Everything from the line that contains "Convert this screenshot" through the final line of the records should be written out exactly, and nothing outside that span.

-- Items start --

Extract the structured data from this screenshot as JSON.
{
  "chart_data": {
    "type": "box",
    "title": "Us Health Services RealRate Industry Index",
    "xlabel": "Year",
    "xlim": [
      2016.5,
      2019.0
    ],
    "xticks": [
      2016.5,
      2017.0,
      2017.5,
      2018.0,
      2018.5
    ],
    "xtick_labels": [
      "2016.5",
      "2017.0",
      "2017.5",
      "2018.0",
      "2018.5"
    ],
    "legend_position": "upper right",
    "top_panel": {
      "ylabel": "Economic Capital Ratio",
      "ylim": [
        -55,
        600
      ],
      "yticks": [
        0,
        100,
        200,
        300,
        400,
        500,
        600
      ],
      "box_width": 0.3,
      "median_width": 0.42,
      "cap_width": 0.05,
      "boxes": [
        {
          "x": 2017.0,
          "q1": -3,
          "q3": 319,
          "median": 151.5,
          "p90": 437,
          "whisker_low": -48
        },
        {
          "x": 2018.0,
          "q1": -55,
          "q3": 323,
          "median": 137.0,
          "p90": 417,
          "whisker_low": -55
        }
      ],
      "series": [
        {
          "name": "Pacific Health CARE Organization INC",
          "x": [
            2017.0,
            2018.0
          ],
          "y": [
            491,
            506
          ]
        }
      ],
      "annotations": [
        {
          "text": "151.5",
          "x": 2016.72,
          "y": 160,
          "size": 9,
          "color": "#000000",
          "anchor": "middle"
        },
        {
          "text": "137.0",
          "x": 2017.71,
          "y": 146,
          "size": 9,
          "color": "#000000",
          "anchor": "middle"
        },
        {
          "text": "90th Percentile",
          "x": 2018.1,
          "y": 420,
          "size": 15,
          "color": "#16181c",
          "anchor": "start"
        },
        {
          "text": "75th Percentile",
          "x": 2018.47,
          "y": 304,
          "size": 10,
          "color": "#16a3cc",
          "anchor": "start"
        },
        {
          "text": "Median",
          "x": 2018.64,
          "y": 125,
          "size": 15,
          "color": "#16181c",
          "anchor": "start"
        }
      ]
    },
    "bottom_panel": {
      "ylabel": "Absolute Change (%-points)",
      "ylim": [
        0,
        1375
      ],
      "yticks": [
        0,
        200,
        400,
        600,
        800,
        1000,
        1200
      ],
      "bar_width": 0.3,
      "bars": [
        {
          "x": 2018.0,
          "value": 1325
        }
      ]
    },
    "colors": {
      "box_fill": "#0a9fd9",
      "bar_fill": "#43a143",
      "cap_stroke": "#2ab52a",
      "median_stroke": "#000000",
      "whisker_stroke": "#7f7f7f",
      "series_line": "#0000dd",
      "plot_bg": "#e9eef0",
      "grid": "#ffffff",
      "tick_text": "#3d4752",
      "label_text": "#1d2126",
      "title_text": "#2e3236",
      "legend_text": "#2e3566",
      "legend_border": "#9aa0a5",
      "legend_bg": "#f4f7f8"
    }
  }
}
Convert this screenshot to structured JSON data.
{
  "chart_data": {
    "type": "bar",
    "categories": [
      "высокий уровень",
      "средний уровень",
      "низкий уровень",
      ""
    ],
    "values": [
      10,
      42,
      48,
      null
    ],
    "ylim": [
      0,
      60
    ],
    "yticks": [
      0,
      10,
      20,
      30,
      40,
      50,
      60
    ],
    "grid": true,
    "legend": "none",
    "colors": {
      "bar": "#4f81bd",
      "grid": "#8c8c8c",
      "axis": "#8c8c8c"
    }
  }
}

-- Items end --

→ **Written response**
Convert this screenshot to structured JSON data.
{
  "chart_data": {
    "type": "bar",
    "categories": [
      "высокий уровень",
      "средний уровень",
      "низкий уровень",
      ""
    ],
    "values": [
      10,
      42,
      48,
      null
    ],
    "ylim": [
      0,
      60
    ],
    "yticks": [
      0,
      10,
      20,
      30,
      40,
      50,
      60
    ],
    "grid": true,
    "legend": "none",
    "colors": {
      "bar": "#4f81bd",
      "grid": "#8c8c8c",
      "axis": "#8c8c8c"
    }
  }
}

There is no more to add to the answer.